■ Given records:
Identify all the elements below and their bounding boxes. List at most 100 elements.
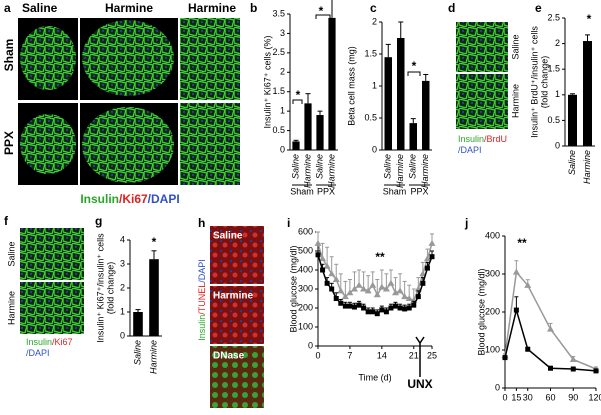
marker bbox=[337, 287, 345, 294]
islet bbox=[82, 20, 174, 96]
y-axis-label: (fold change) bbox=[539, 56, 549, 109]
islet bbox=[82, 107, 174, 183]
marker bbox=[419, 270, 427, 277]
panel-h: h Saline Harmine DNase Insulin/TUNEL/DAP… bbox=[197, 216, 264, 408]
row-label: Sham bbox=[2, 39, 16, 72]
panel-letter: c bbox=[370, 1, 377, 15]
marker bbox=[333, 296, 339, 301]
y-tick-label: 2.5 bbox=[272, 47, 285, 57]
marker bbox=[428, 239, 436, 246]
y-tick-label: 0 bbox=[280, 144, 285, 154]
bar bbox=[149, 259, 159, 336]
significance-bracket bbox=[292, 99, 303, 104]
group-label: Sham bbox=[383, 186, 407, 196]
y-tick-label: 2 bbox=[120, 282, 125, 292]
x-axis-label: Time (d) bbox=[358, 372, 391, 382]
y-tick-label: 1 bbox=[555, 89, 560, 99]
marker bbox=[365, 309, 371, 315]
panel-f: f Saline Harmine Insulin/Ki67 /DAPI bbox=[4, 214, 84, 358]
y-axis-label: (fold change) bbox=[105, 262, 115, 315]
marker bbox=[401, 293, 409, 300]
y-tick-label: 1 bbox=[372, 80, 377, 90]
panel-letter: g bbox=[95, 214, 102, 228]
x-tick-label: Saline bbox=[383, 154, 393, 179]
x-tick-label: Harmine bbox=[326, 154, 336, 188]
islet bbox=[20, 114, 76, 174]
marker bbox=[411, 302, 417, 308]
panel-d: d Saline Harmine Insulin/BrdU /DAPI bbox=[448, 1, 520, 155]
y-tick-label: 400 bbox=[485, 230, 500, 240]
panel-letter: a bbox=[4, 1, 11, 15]
y-tick-label: 0 bbox=[120, 330, 125, 340]
y-tick-label: 200 bbox=[298, 302, 313, 312]
x-tick-label: Saline bbox=[290, 154, 300, 179]
y-axis-label: Blood glucose (mg/dl) bbox=[476, 268, 486, 355]
marker bbox=[547, 325, 554, 332]
bar bbox=[583, 41, 592, 146]
islet bbox=[20, 26, 76, 90]
marker bbox=[593, 368, 599, 374]
annotation: * bbox=[296, 88, 301, 102]
marker bbox=[388, 305, 394, 311]
y-axis-label: Insulin⁺ Ki67⁺/insulin⁺ cells bbox=[95, 233, 105, 343]
marker bbox=[314, 239, 322, 246]
micrograph bbox=[456, 22, 508, 72]
y-tick-label: 0.5 bbox=[364, 112, 377, 122]
image-label: DNase bbox=[213, 351, 245, 362]
marker bbox=[361, 305, 367, 311]
y-tick-label: 2.5 bbox=[547, 12, 560, 22]
marker bbox=[315, 252, 321, 258]
micrograph bbox=[180, 103, 240, 185]
marker bbox=[370, 309, 376, 315]
row-label: Harmine bbox=[6, 291, 16, 325]
stain-legend: Insulin/TUNEL/DAPI bbox=[197, 259, 207, 341]
column-label: Harmine bbox=[188, 1, 236, 15]
bar bbox=[384, 57, 392, 151]
panel-letter: h bbox=[198, 216, 205, 230]
x-tick-label: 21 bbox=[409, 350, 419, 360]
stain-legend: /DAPI bbox=[458, 145, 482, 155]
x-tick-label: 14 bbox=[377, 350, 387, 360]
y-tick-label: 0.5 bbox=[272, 125, 285, 135]
marker bbox=[323, 262, 331, 269]
image-label: Saline bbox=[213, 231, 243, 242]
marker bbox=[415, 294, 421, 300]
bar bbox=[409, 123, 417, 150]
group-label: Sham bbox=[290, 186, 314, 196]
marker bbox=[355, 281, 363, 288]
marker bbox=[548, 365, 553, 371]
row-label: Harmine bbox=[510, 84, 520, 118]
marker bbox=[338, 300, 344, 306]
x-tick-label: 0 bbox=[315, 350, 320, 360]
marker bbox=[347, 303, 353, 309]
y-axis-label: Insulin⁺ Ki67⁺ cells (%) bbox=[262, 35, 272, 128]
marker bbox=[379, 307, 385, 313]
x-tick-label: 7 bbox=[347, 350, 352, 360]
y-tick-label: 0.5 bbox=[547, 115, 560, 125]
marker bbox=[570, 366, 576, 372]
series-line bbox=[504, 307, 597, 372]
y-tick-label: 2 bbox=[280, 67, 285, 77]
y-tick-label: 300 bbox=[485, 268, 500, 278]
marker bbox=[402, 306, 408, 312]
image-label: Harmine bbox=[213, 291, 253, 302]
micrograph bbox=[20, 228, 84, 280]
y-tick-label: 200 bbox=[485, 306, 500, 316]
marker bbox=[328, 270, 336, 277]
marker bbox=[569, 356, 577, 362]
group-label: PPX bbox=[410, 186, 428, 196]
stain-legend: Insulin/BrdU bbox=[458, 134, 507, 144]
panel-letter: e bbox=[535, 1, 542, 15]
x-tick-label: 120 bbox=[588, 392, 601, 402]
column-label: Harmine bbox=[105, 1, 153, 15]
x-tick-label: 15 bbox=[511, 392, 521, 402]
micrograph bbox=[20, 282, 84, 334]
marker bbox=[360, 285, 368, 292]
panel-letter: j bbox=[464, 216, 468, 230]
marker bbox=[342, 303, 348, 309]
micrograph bbox=[210, 346, 264, 408]
panel-letter: d bbox=[448, 1, 455, 15]
y-tick-label: 3.5 bbox=[272, 8, 285, 18]
column-label: Saline bbox=[22, 1, 58, 15]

■ To do: Take from the entries every line that has the string "panel".

■ Solution for this exercise:
panel-h: h Saline Harmine DNase Insulin/TUNEL/DAP… bbox=[197, 216, 264, 408]
panel-letter: c bbox=[370, 1, 377, 15]
panel-f: f Saline Harmine Insulin/Ki67 /DAPI bbox=[4, 214, 84, 358]
panel-letter: g bbox=[95, 214, 102, 228]
panel-d: d Saline Harmine Insulin/BrdU /DAPI bbox=[448, 1, 520, 155]
panel-letter: a bbox=[4, 1, 11, 15]
panel-letter: h bbox=[198, 216, 205, 230]
panel-letter: e bbox=[535, 1, 542, 15]
panel-letter: j bbox=[464, 216, 468, 230]
panel-letter: d bbox=[448, 1, 455, 15]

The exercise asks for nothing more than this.